Son aventure politique n’aura jamais d’incidence sur sa production littéraire ni sur son engouement pour la Négritude. Depuis Chants d’Ombre, son premier recueil de poésie, jusqu’au dernier volume de Libertés, l’impact de Senghor sur la culture africaine et francophone a été considérable. Tout au long de sa vie, il n’a jamais cessé de défendre avec fermeté ses convictions et ses déclarations, en répondant à toutes les objections, en réajustant et reformulant ses arguments et en précisant ses idées. Une des définitions que Senghor a donnée de la Négritude est devenue classique : « La Négritude est l’ensemble des valeurs culturelles du monde noir, telles qu’elles s’expriment dans la vie et les œuvres des Noirs » (1977 : 90). Cette définition a été revue et affinée à de nombreuses reprises pour signifier « rien que la volonté d’être soi-même » ou une « arme de combat pour la décolonisation » (1977 : 91).

Pour Senghor et ses amis, la Négritude est devenue un outil idéologique visant, au-delà de la quête individuelle du moi, la libération de tous les Noirs. Cette revendication atteindra son objectif le plus élevé avec l’indépendance des pays africains ou le statut de Départements et Territoires d’Outre-Mer pour certaines îles françaises.

Avec la Négritude, le Noir opprimé devient tout d’abord conscient de sa race : « Le nègre ne peut nier qu’il soit nègre ni réclamer pour lui cette abstraite humanité incolore : il est noir. Ainsi est-il acculé à l’authenticité : insulté, asservi, il se redresse, il ramasse le mot de “nègre” qu’on lui a jeté comme une pierre, il se revendique comme noir, en face du blanc, dans la fierté » (Sartre 1948 : xiv). Cette citation de Sartre épouse parfaitement le point de vue de Senghor. Il réalise qu’il est humilié, exploité, à cause de la couleur de sa peau, et cela l’amène à penser à un Éden africain précolonial, à l’Afrique des empires et des grandes civilisations. C’est pourquoi la Négritude lui apparaît dans un contexte existentiel de mémoire mythique d’un Âge d’or révolu. C’est peut-être la raison pour laquelle le genre littéraire choisi pour canaliser ces frustrations sera la poésie lyrique.

Dans sa poésie, Senghor chante avec une intense émotion l’Afrique idyllique, la beauté noire, l’harmonie de l’univers africain, les liens invisibles communs à tous les peuples qui partagent la même sensibilité noire. Il adore les dieux africains, vénère les arbres et les montagnes du Golfe de Guinée, se remémore comme source d’inspiration Marône et les autres poétesses sérères, adopte le statut du griot en exil privé de son tam-tam, balafong ou kora : « Le voilà donc, le poète d’aujourd’hui, gris par l’hiver dans une grise chambre d’hôtel. Comment ne songerait-il pas au Royaume d’enfance, à la Terre promise de l’avenir dans le néant du temps présent ? Comment ne chanterait-il pas la “Négritude debout” ? » (1990 : 156-157).

• MATÉRIEL:
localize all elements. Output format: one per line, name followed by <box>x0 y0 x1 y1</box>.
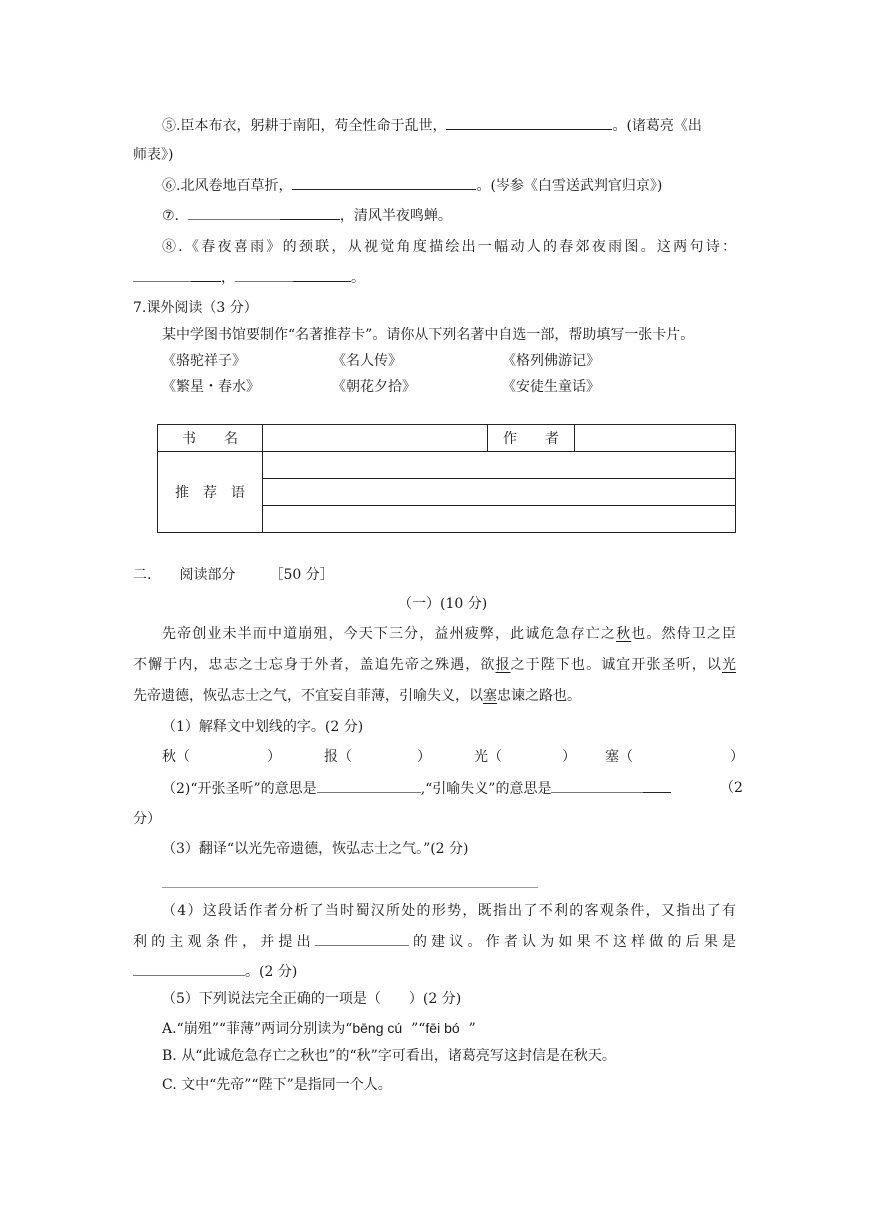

• OBJECTIFS:
1 > Recopiez, dans l'extrait sur Senghor et la Négritude, le passage qui commence par « Pour Senghor et » et se poursuit jusqu'à « certaines îles françaises. ».
2 > Répondez à ces questions d'après l'extrait sur Senghor et la Négritude.
(a) Quel est le premier recueil de poésie de Senghor ?
(b) Quel genre littéraire est choisi pour canaliser ces frustrations ?
(c) De quels instruments le griot en exil est-il privé ?
3 > Prolongez l'extrait sur Senghor et la Négritude au-delà de sa dernière phrase.
Le matériel joint n'est pas utile ici.

• CORRIGÉ:
1 >
Pour Senghor et ses amis, la Négritude est devenue un outil idéologique visant, au-delà de la quête individuelle du moi, la libération de tous les Noirs. Cette revendication atteindra son objectif le plus élevé avec l’indépendance des pays africains ou le statut de Départements et Territoires d’Outre-Mer pour certaines îles françaises.

2 >
(a) Chants d'Ombre.
(b) La poésie lyrique.
(c) Son tam-tam, son balafong ou sa kora.

3 >
Revaloriser le Noir, sa culture et sa civilisation, revendiquer son droit à l’existence et à la liberté, réécrire son histoire déformée et volée, défendre les valeurs partagées par tous les Noirs quelle que soit leur origine : tels ont été les jalons de la lutte anticoloniale de la Négritude. Être Noir et fier d’être Noir a été en quelque sorte le slogan des membres fondateurs du mouvement de la Négritude. Comme l’écrit J. Jahn (1958 : 240) : « La Négritude a restauré la légitimité de l’appartenance à la culture africaine ».

Senghor va alors s’attacher à définir l’homme noir. Dans son poème « Prière aux masques », il situe et définit le Noir en le comparant et en l’opposant au Blanc, tout en présentant une vision totalisante de l’univers. L’Afrique et l’Europe étant reliées par un même cordon ombilical, il revient au Noir d’assurer le rythme et la sensibilité pour contrebalancer le monde géométrique du Blanc.

Fermant les yeux sur tous les méfaits de la colonisation, sur l’exploitation et l’esclavage perpétrés par le Blanc à l’encontre du Noir, Senghor déclare, avec une assurance qui ne manque pas de surprendre, que les Blancs et les Noirs sont destinés à vivre en harmonie dans un monde sans races ni classes sociales. Chacun amènerait sa contribution au pot commun, à la symbiose culturelle de l’humanité, bien unique appartenant à chacun et que l’autre ne peut imposer sans dommages.

L’humanisme de Senghor consiste à affirmer la complémentarité des cultures et des civilisations – en d’autres termes, le métissage culturel. Dans le concert du monde à venir, le Noir fait figure d’artiste mystique : « Nous sommes les hommes de la danse, dont les pieds reprennent vigueur en frappant le sol dur » (1990 : 24). C’est là aussi l’Afrique traditionnelle de Senghor.

L’Afrique en tant que berceau de l’humanité est un sujet-clé pour le mouvement de la Négritude. Césaire se retrouve dans le mysticisme bambara de sa géographie personnelle de la même manière que Laleau éprouve de l’embarras à exprimer ses sentiments sénégalais authentiques en français, la langue que l’histoire lui a imposée.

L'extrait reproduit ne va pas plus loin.